* _EXCERPTED DATA_
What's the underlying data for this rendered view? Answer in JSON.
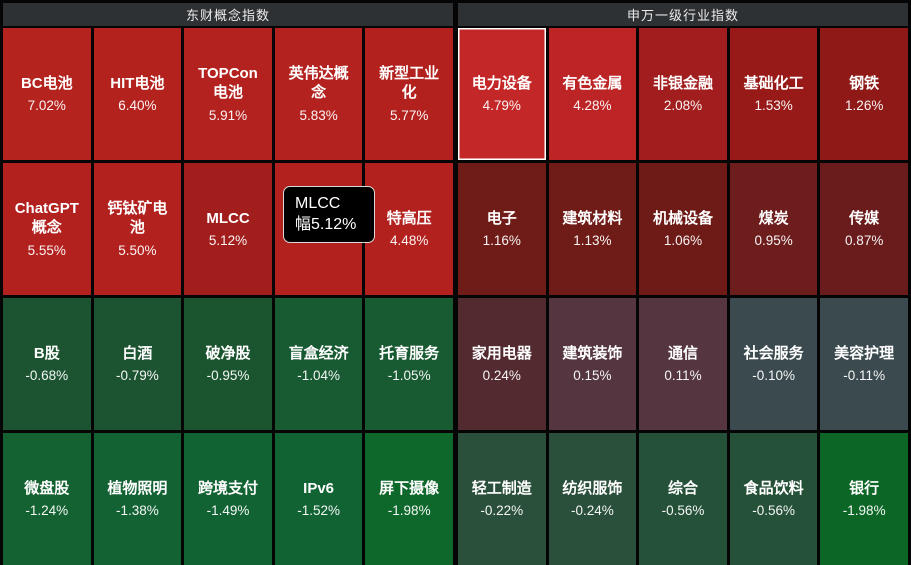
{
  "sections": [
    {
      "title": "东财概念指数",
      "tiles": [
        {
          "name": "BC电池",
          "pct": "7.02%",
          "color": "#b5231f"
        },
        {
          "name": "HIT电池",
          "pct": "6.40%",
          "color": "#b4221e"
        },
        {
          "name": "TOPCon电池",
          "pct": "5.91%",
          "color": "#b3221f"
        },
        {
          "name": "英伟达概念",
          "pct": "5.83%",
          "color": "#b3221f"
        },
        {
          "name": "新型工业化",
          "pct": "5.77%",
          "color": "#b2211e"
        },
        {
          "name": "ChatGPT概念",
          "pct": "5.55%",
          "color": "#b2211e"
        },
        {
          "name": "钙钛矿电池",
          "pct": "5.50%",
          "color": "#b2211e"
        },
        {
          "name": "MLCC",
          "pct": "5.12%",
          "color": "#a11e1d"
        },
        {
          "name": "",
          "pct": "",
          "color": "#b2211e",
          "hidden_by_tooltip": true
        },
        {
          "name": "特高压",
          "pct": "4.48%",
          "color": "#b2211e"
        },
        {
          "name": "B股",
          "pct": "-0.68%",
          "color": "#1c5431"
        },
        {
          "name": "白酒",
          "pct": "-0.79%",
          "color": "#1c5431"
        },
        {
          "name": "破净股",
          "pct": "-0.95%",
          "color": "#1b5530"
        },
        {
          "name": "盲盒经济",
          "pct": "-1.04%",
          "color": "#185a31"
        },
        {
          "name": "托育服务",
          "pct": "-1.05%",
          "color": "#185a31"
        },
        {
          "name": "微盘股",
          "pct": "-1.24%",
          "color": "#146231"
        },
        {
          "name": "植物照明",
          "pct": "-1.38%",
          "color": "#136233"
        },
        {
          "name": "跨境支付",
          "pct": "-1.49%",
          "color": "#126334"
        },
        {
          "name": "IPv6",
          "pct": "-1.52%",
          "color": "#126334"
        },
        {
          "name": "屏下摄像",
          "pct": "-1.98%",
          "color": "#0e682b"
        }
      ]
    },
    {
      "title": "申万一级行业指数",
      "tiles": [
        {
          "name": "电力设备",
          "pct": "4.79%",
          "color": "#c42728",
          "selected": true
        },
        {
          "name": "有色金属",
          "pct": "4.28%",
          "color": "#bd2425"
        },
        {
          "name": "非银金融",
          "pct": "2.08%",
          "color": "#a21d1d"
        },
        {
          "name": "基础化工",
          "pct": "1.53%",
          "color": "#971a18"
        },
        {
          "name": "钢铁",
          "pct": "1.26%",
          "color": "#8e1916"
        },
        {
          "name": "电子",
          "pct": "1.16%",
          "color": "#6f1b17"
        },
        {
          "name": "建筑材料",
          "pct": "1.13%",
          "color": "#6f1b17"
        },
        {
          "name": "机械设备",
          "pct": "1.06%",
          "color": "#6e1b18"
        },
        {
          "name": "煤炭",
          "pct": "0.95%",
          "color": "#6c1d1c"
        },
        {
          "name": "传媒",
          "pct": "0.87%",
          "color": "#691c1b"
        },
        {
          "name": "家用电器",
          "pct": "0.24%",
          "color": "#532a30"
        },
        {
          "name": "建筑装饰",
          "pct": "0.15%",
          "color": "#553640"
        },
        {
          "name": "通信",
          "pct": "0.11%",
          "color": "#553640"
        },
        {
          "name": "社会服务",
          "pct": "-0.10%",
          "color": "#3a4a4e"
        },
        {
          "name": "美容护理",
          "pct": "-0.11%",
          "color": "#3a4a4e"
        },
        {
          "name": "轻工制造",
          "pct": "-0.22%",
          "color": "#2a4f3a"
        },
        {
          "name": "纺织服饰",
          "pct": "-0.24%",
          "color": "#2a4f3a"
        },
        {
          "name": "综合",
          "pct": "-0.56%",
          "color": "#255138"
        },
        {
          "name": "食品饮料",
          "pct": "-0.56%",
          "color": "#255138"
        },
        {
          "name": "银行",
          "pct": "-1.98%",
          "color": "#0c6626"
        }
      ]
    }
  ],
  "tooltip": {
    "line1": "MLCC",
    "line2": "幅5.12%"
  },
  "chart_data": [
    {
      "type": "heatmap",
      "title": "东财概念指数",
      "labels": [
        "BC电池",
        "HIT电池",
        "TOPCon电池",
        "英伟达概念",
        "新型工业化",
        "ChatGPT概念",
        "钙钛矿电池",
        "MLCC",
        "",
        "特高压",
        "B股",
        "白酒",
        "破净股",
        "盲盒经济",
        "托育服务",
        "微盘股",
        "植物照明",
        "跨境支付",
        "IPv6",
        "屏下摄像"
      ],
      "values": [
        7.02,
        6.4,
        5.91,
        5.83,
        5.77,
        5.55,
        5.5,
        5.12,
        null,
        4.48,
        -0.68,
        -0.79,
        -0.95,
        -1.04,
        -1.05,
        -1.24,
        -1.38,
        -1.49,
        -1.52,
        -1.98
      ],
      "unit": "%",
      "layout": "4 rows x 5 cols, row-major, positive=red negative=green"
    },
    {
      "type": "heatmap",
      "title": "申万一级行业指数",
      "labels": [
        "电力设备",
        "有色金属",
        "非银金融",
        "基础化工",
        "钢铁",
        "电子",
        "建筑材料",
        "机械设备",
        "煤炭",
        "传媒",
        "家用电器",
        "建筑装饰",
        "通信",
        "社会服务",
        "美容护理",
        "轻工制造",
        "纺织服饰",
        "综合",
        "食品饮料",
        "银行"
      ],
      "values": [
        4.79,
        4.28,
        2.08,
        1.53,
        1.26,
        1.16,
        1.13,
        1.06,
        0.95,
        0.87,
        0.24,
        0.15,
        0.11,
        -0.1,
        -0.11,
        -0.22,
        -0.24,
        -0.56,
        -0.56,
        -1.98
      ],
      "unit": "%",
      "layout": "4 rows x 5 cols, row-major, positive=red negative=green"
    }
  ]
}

* _GOAL_
Copy out all the data without changing anything, and drop the pictures.

* _RESULT OF THIS EXERCISE_
What's the underlying data for this rendered view? Answer in JSON.
{
  "sections": [
    {
      "title": "东财概念指数",
      "tiles": [
        {
          "name": "BC电池",
          "pct": "7.02%",
          "color": "#b5231f"
        },
        {
          "name": "HIT电池",
          "pct": "6.40%",
          "color": "#b4221e"
        },
        {
          "name": "TOPCon电池",
          "pct": "5.91%",
          "color": "#b3221f"
        },
        {
          "name": "英伟达概念",
          "pct": "5.83%",
          "color": "#b3221f"
        },
        {
          "name": "新型工业化",
          "pct": "5.77%",
          "color": "#b2211e"
        },
        {
          "name": "ChatGPT概念",
          "pct": "5.55%",
          "color": "#b2211e"
        },
        {
          "name": "钙钛矿电池",
          "pct": "5.50%",
          "color": "#b2211e"
        },
        {
          "name": "MLCC",
          "pct": "5.12%",
          "color": "#a11e1d"
        },
        {
          "name": "",
          "pct": "",
          "color": "#b2211e",
          "hidden_by_tooltip": true
        },
        {
          "name": "特高压",
          "pct": "4.48%",
          "color": "#b2211e"
        },
        {
          "name": "B股",
          "pct": "-0.68%",
          "color": "#1c5431"
        },
        {
          "name": "白酒",
          "pct": "-0.79%",
          "color": "#1c5431"
        },
        {
          "name": "破净股",
          "pct": "-0.95%",
          "color": "#1b5530"
        },
        {
          "name": "盲盒经济",
          "pct": "-1.04%",
          "color": "#185a31"
        },
        {
          "name": "托育服务",
          "pct": "-1.05%",
          "color": "#185a31"
        },
        {
          "name": "微盘股",
          "pct": "-1.24%",
          "color": "#146231"
        },
        {
          "name": "植物照明",
          "pct": "-1.38%",
          "color": "#136233"
        },
        {
          "name": "跨境支付",
          "pct": "-1.49%",
          "color": "#126334"
        },
        {
          "name": "IPv6",
          "pct": "-1.52%",
          "color": "#126334"
        },
        {
          "name": "屏下摄像",
          "pct": "-1.98%",
          "color": "#0e682b"
        }
      ]
    },
    {
      "title": "申万一级行业指数",
      "tiles": [
        {
          "name": "电力设备",
          "pct": "4.79%",
          "color": "#c42728",
          "selected": true
        },
        {
          "name": "有色金属",
          "pct": "4.28%",
          "color": "#bd2425"
        },
        {
          "name": "非银金融",
          "pct": "2.08%",
          "color": "#a21d1d"
        },
        {
          "name": "基础化工",
          "pct": "1.53%",
          "color": "#971a18"
        },
        {
          "name": "钢铁",
          "pct": "1.26%",
          "color": "#8e1916"
        },
        {
          "name": "电子",
          "pct": "1.16%",
          "color": "#6f1b17"
        },
        {
          "name": "建筑材料",
          "pct": "1.13%",
          "color": "#6f1b17"
        },
        {
          "name": "机械设备",
          "pct": "1.06%",
          "color": "#6e1b18"
        },
        {
          "name": "煤炭",
          "pct": "0.95%",
          "color": "#6c1d1c"
        },
        {
          "name": "传媒",
          "pct": "0.87%",
          "color": "#691c1b"
        },
        {
          "name": "家用电器",
          "pct": "0.24%",
          "color": "#532a30"
        },
        {
          "name": "建筑装饰",
          "pct": "0.15%",
          "color": "#553640"
        },
        {
          "name": "通信",
          "pct": "0.11%",
          "color": "#553640"
        },
        {
          "name": "社会服务",
          "pct": "-0.10%",
          "color": "#3a4a4e"
        },
        {
          "name": "美容护理",
          "pct": "-0.11%",
          "color": "#3a4a4e"
        },
        {
          "name": "轻工制造",
          "pct": "-0.22%",
          "color": "#2a4f3a"
        },
        {
          "name": "纺织服饰",
          "pct": "-0.24%",
          "color": "#2a4f3a"
        },
        {
          "name": "综合",
          "pct": "-0.56%",
          "color": "#255138"
        },
        {
          "name": "食品饮料",
          "pct": "-0.56%",
          "color": "#255138"
        },
        {
          "name": "银行",
          "pct": "-1.98%",
          "color": "#0c6626"
        }
      ]
    }
  ],
  "tooltip": {
    "line1": "MLCC",
    "line2": "幅5.12%"
  },
  "chart_data": [
    {
      "type": "heatmap",
      "title": "东财概念指数",
      "labels": [
        "BC电池",
        "HIT电池",
        "TOPCon电池",
        "英伟达概念",
        "新型工业化",
        "ChatGPT概念",
        "钙钛矿电池",
        "MLCC",
        "",
        "特高压",
        "B股",
        "白酒",
        "破净股",
        "盲盒经济",
        "托育服务",
        "微盘股",
        "植物照明",
        "跨境支付",
        "IPv6",
        "屏下摄像"
      ],
      "values": [
        7.02,
        6.4,
        5.91,
        5.83,
        5.77,
        5.55,
        5.5,
        5.12,
        null,
        4.48,
        -0.68,
        -0.79,
        -0.95,
        -1.04,
        -1.05,
        -1.24,
        -1.38,
        -1.49,
        -1.52,
        -1.98
      ],
      "unit": "%",
      "layout": "4 rows x 5 cols, row-major, positive=red negative=green"
    },
    {
      "type": "heatmap",
      "title": "申万一级行业指数",
      "labels": [
        "电力设备",
        "有色金属",
        "非银金融",
        "基础化工",
        "钢铁",
        "电子",
        "建筑材料",
        "机械设备",
        "煤炭",
        "传媒",
        "家用电器",
        "建筑装饰",
        "通信",
        "社会服务",
        "美容护理",
        "轻工制造",
        "纺织服饰",
        "综合",
        "食品饮料",
        "银行"
      ],
      "values": [
        4.79,
        4.28,
        2.08,
        1.53,
        1.26,
        1.16,
        1.13,
        1.06,
        0.95,
        0.87,
        0.24,
        0.15,
        0.11,
        -0.1,
        -0.11,
        -0.22,
        -0.24,
        -0.56,
        -0.56,
        -1.98
      ],
      "unit": "%",
      "layout": "4 rows x 5 cols, row-major, positive=red negative=green"
    }
  ]
}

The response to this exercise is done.